▶ _DATA SECTION_:

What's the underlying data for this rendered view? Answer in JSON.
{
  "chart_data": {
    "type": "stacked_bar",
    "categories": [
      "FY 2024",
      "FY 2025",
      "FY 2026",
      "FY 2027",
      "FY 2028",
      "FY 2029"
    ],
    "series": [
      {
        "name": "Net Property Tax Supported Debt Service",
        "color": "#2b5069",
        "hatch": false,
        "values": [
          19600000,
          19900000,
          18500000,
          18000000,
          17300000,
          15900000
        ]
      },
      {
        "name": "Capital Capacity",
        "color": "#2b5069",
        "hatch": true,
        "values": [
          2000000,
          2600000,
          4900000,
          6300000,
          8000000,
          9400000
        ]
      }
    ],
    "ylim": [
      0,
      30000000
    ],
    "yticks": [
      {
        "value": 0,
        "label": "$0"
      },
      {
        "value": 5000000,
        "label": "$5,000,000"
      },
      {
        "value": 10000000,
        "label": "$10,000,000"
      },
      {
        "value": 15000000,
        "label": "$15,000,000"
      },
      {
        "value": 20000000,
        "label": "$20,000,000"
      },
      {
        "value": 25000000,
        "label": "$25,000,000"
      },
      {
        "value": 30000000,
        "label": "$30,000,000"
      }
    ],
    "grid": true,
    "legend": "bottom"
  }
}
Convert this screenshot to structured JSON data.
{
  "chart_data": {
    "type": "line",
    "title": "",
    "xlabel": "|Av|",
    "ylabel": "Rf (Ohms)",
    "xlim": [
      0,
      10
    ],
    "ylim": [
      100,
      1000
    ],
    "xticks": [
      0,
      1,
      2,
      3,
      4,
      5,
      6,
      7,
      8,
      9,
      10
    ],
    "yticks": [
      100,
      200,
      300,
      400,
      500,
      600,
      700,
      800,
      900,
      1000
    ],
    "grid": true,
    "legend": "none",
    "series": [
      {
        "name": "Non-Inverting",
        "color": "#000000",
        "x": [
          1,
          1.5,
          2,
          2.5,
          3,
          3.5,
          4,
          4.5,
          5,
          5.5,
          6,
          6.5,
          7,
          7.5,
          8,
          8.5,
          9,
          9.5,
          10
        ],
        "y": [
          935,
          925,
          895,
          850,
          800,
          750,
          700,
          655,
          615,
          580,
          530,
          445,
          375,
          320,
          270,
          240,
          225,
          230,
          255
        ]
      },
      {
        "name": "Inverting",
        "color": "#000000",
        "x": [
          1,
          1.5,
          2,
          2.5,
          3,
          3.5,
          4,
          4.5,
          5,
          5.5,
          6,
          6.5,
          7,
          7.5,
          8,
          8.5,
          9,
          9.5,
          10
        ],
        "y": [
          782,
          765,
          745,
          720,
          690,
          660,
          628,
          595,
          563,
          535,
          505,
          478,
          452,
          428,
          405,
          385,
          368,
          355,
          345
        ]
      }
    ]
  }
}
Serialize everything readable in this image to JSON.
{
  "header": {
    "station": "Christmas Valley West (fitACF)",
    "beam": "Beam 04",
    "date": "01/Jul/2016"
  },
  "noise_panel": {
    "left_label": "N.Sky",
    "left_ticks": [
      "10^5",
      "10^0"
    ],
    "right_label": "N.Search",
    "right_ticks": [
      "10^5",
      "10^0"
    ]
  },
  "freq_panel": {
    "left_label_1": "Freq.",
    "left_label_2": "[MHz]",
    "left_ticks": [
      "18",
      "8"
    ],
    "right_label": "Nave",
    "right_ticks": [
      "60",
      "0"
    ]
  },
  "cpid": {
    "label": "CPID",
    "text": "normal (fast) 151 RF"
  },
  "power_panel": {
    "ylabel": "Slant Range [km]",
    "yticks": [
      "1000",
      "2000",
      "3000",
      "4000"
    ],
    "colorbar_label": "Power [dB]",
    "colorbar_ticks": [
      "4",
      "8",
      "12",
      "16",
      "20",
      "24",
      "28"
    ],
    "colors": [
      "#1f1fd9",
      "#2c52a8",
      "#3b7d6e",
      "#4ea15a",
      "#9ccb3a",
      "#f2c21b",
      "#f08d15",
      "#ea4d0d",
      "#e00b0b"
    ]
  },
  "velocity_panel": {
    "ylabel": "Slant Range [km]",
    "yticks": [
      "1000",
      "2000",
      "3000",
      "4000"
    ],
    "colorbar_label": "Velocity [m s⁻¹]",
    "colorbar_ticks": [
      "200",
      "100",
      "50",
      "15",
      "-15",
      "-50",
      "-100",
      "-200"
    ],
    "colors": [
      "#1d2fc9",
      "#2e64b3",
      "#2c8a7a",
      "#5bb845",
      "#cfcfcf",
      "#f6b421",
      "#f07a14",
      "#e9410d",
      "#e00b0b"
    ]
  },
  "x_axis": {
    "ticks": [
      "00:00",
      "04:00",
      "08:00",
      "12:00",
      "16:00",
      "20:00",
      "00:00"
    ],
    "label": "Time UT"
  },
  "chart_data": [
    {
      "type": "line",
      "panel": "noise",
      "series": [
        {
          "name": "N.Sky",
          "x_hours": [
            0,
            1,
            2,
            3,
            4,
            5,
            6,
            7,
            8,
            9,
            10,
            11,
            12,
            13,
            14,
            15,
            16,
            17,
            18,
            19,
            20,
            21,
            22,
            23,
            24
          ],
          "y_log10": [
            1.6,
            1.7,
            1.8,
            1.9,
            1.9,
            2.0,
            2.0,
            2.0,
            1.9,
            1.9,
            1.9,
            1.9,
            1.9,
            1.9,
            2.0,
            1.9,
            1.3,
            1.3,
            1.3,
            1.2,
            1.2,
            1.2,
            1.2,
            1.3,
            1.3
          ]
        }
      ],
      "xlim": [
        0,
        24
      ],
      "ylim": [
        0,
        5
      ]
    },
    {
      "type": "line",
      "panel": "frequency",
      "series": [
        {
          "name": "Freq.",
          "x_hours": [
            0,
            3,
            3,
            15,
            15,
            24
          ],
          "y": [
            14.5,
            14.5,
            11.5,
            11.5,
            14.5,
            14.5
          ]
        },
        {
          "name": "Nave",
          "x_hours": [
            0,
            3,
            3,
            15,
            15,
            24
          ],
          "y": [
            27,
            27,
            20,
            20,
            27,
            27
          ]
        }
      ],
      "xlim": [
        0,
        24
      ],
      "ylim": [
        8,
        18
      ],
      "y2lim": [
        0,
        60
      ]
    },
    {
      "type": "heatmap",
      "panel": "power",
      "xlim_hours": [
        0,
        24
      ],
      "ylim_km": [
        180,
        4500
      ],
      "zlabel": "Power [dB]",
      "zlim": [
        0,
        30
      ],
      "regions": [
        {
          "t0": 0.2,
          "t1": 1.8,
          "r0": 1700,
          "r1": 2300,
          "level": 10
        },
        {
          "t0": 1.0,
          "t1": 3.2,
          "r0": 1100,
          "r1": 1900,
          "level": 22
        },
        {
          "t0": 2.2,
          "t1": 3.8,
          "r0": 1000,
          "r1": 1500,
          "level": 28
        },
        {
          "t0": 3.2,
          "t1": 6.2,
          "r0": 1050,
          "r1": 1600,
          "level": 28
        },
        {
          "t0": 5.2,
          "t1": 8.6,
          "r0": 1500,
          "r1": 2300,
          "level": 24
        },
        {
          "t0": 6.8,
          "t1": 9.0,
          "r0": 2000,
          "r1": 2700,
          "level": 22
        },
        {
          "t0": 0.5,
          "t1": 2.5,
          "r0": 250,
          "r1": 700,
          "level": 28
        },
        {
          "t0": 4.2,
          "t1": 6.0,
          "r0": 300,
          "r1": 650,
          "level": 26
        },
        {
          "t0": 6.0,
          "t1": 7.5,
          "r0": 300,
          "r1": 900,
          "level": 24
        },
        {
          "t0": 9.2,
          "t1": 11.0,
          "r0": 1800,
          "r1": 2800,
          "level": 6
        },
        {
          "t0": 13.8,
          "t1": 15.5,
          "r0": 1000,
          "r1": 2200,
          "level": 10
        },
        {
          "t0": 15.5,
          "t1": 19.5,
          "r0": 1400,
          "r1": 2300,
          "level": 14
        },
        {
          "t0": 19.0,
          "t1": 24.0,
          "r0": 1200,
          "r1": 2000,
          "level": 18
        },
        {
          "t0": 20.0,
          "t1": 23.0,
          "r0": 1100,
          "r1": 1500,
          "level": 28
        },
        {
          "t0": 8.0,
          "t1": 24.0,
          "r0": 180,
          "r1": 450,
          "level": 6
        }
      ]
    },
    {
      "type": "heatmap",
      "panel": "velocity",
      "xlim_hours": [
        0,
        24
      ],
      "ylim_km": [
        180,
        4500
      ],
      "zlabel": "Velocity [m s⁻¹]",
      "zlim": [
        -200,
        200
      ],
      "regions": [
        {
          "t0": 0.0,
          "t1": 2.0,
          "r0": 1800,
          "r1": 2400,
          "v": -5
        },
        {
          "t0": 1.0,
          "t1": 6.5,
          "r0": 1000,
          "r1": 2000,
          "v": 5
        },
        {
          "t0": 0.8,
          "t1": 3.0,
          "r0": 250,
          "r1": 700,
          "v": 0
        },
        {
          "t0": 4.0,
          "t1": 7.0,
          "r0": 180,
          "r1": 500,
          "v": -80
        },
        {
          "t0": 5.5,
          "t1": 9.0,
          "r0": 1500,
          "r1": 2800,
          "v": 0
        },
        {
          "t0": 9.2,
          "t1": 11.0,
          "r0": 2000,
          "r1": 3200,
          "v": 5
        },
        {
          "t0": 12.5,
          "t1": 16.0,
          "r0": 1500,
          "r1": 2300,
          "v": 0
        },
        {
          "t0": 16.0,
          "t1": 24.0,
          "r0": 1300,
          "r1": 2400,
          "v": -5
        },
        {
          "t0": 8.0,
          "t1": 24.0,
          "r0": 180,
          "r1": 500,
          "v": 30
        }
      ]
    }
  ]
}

▶ _TASK GOAL_: Determine how many lines of the data contain "zlabel" and give nothing but that number.

▶ _SOLUTION TO THE EXERCISE_: 2